▶ Instructions to follow: Below is a block of records; repeat all of them exactly.

▶ Extracted material:
====================

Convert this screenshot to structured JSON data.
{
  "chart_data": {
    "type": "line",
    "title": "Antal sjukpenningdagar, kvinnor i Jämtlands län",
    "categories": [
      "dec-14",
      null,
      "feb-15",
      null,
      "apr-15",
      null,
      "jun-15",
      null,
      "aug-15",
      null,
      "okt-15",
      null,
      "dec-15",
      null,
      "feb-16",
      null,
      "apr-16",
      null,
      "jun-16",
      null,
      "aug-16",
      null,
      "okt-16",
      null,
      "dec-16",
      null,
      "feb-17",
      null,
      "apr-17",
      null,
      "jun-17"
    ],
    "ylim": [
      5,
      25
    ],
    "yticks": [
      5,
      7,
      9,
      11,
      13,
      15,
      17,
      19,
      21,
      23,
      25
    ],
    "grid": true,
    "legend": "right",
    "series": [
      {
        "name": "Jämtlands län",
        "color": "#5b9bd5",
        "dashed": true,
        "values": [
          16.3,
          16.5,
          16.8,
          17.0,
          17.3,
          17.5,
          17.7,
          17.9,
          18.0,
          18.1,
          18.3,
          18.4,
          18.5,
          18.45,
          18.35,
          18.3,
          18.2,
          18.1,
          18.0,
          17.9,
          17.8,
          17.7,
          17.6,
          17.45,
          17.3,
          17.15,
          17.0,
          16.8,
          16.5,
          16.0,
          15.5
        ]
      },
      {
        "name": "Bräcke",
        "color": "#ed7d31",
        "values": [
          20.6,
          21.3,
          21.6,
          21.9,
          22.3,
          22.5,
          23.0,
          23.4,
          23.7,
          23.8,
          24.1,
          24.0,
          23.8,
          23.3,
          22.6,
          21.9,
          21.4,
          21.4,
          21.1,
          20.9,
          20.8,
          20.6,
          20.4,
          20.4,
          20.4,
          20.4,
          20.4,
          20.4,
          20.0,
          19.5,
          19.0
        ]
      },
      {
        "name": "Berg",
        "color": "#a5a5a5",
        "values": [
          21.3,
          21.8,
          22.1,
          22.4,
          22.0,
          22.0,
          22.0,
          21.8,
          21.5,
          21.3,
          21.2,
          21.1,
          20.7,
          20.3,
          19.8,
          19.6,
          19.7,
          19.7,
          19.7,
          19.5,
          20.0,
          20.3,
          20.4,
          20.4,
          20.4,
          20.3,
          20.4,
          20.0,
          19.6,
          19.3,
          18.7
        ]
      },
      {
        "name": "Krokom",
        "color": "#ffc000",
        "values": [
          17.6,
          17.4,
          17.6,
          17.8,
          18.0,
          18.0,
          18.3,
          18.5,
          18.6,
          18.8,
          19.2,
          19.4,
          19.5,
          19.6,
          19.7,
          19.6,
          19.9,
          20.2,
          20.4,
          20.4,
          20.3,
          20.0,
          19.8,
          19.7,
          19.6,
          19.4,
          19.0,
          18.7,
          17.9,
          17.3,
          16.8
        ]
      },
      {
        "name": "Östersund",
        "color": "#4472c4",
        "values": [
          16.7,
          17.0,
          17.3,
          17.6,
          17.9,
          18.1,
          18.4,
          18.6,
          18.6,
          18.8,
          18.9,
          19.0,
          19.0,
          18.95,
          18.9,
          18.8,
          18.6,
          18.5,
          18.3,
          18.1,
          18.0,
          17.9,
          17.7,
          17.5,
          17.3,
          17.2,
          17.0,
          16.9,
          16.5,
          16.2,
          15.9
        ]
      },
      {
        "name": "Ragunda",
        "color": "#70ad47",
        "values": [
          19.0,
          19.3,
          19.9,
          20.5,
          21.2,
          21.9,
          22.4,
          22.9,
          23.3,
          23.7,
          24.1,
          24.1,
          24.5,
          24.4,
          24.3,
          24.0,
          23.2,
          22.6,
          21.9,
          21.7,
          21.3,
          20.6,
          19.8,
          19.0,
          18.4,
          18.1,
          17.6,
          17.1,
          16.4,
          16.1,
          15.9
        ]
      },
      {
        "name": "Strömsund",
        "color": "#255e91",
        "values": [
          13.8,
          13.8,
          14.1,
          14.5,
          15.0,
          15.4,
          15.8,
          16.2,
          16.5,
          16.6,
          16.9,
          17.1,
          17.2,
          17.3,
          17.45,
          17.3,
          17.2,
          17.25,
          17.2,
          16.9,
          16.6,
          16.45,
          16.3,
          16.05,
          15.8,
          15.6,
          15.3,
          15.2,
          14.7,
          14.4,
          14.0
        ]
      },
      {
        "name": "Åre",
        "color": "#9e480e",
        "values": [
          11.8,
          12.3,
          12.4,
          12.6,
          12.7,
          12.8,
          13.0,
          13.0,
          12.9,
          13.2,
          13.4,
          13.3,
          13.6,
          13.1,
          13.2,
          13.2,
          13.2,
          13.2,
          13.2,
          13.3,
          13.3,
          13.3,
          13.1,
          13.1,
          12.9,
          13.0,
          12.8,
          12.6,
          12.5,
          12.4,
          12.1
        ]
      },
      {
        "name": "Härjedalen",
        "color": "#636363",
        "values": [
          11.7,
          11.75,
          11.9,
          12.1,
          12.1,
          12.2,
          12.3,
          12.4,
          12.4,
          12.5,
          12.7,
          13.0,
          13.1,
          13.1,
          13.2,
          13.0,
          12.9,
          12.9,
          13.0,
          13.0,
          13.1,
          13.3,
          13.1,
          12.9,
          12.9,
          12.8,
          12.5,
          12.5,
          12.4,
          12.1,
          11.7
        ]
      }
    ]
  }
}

====================

▶ Exercise output:
Convert this screenshot to structured JSON data.
{
  "chart_data": {
    "type": "line",
    "title": "Antal sjukpenningdagar, kvinnor i Jämtlands län",
    "categories": [
      "dec-14",
      null,
      "feb-15",
      null,
      "apr-15",
      null,
      "jun-15",
      null,
      "aug-15",
      null,
      "okt-15",
      null,
      "dec-15",
      null,
      "feb-16",
      null,
      "apr-16",
      null,
      "jun-16",
      null,
      "aug-16",
      null,
      "okt-16",
      null,
      "dec-16",
      null,
      "feb-17",
      null,
      "apr-17",
      null,
      "jun-17"
    ],
    "ylim": [
      5,
      25
    ],
    "yticks": [
      5,
      7,
      9,
      11,
      13,
      15,
      17,
      19,
      21,
      23,
      25
    ],
    "grid": true,
    "legend": "right",
    "series": [
      {
        "name": "Jämtlands län",
        "color": "#5b9bd5",
        "dashed": true,
        "values": [
          16.3,
          16.5,
          16.8,
          17.0,
          17.3,
          17.5,
          17.7,
          17.9,
          18.0,
          18.1,
          18.3,
          18.4,
          18.5,
          18.45,
          18.35,
          18.3,
          18.2,
          18.1,
          18.0,
          17.9,
          17.8,
          17.7,
          17.6,
          17.45,
          17.3,
          17.15,
          17.0,
          16.8,
          16.5,
          16.0,
          15.5
        ]
      },
      {
        "name": "Bräcke",
        "color": "#ed7d31",
        "values": [
          20.6,
          21.3,
          21.6,
          21.9,
          22.3,
          22.5,
          23.0,
          23.4,
          23.7,
          23.8,
          24.1,
          24.0,
          23.8,
          23.3,
          22.6,
          21.9,
          21.4,
          21.4,
          21.1,
          20.9,
          20.8,
          20.6,
          20.4,
          20.4,
          20.4,
          20.4,
          20.4,
          20.4,
          20.0,
          19.5,
          19.0
        ]
      },
      {
        "name": "Berg",
        "color": "#a5a5a5",
        "values": [
          21.3,
          21.8,
          22.1,
          22.4,
          22.0,
          22.0,
          22.0,
          21.8,
          21.5,
          21.3,
          21.2,
          21.1,
          20.7,
          20.3,
          19.8,
          19.6,
          19.7,
          19.7,
          19.7,
          19.5,
          20.0,
          20.3,
          20.4,
          20.4,
          20.4,
          20.3,
          20.4,
          20.0,
          19.6,
          19.3,
          18.7
        ]
      },
      {
        "name": "Krokom",
        "color": "#ffc000",
        "values": [
          17.6,
          17.4,
          17.6,
          17.8,
          18.0,
          18.0,
          18.3,
          18.5,
          18.6,
          18.8,
          19.2,
          19.4,
          19.5,
          19.6,
          19.7,
          19.6,
          19.9,
          20.2,
          20.4,
          20.4,
          20.3,
          20.0,
          19.8,
          19.7,
          19.6,
          19.4,
          19.0,
          18.7,
          17.9,
          17.3,
          16.8
        ]
      },
      {
        "name": "Östersund",
        "color": "#4472c4",
        "values": [
          16.7,
          17.0,
          17.3,
          17.6,
          17.9,
          18.1,
          18.4,
          18.6,
          18.6,
          18.8,
          18.9,
          19.0,
          19.0,
          18.95,
          18.9,
          18.8,
          18.6,
          18.5,
          18.3,
          18.1,
          18.0,
          17.9,
          17.7,
          17.5,
          17.3,
          17.2,
          17.0,
          16.9,
          16.5,
          16.2,
          15.9
        ]
      },
      {
        "name": "Ragunda",
        "color": "#70ad47",
        "values": [
          19.0,
          19.3,
          19.9,
          20.5,
          21.2,
          21.9,
          22.4,
          22.9,
          23.3,
          23.7,
          24.1,
          24.1,
          24.5,
          24.4,
          24.3,
          24.0,
          23.2,
          22.6,
          21.9,
          21.7,
          21.3,
          20.6,
          19.8,
          19.0,
          18.4,
          18.1,
          17.6,
          17.1,
          16.4,
          16.1,
          15.9
        ]
      },
      {
        "name": "Strömsund",
        "color": "#255e91",
        "values": [
          13.8,
          13.8,
          14.1,
          14.5,
          15.0,
          15.4,
          15.8,
          16.2,
          16.5,
          16.6,
          16.9,
          17.1,
          17.2,
          17.3,
          17.45,
          17.3,
          17.2,
          17.25,
          17.2,
          16.9,
          16.6,
          16.45,
          16.3,
          16.05,
          15.8,
          15.6,
          15.3,
          15.2,
          14.7,
          14.4,
          14.0
        ]
      },
      {
        "name": "Åre",
        "color": "#9e480e",
        "values": [
          11.8,
          12.3,
          12.4,
          12.6,
          12.7,
          12.8,
          13.0,
          13.0,
          12.9,
          13.2,
          13.4,
          13.3,
          13.6,
          13.1,
          13.2,
          13.2,
          13.2,
          13.2,
          13.2,
          13.3,
          13.3,
          13.3,
          13.1,
          13.1,
          12.9,
          13.0,
          12.8,
          12.6,
          12.5,
          12.4,
          12.1
        ]
      },
      {
        "name": "Härjedalen",
        "color": "#636363",
        "values": [
          11.7,
          11.75,
          11.9,
          12.1,
          12.1,
          12.2,
          12.3,
          12.4,
          12.4,
          12.5,
          12.7,
          13.0,
          13.1,
          13.1,
          13.2,
          13.0,
          12.9,
          12.9,
          13.0,
          13.0,
          13.1,
          13.3,
          13.1,
          12.9,
          12.9,
          12.8,
          12.5,
          12.5,
          12.4,
          12.1,
          11.7
        ]
      }
    ]
  }
}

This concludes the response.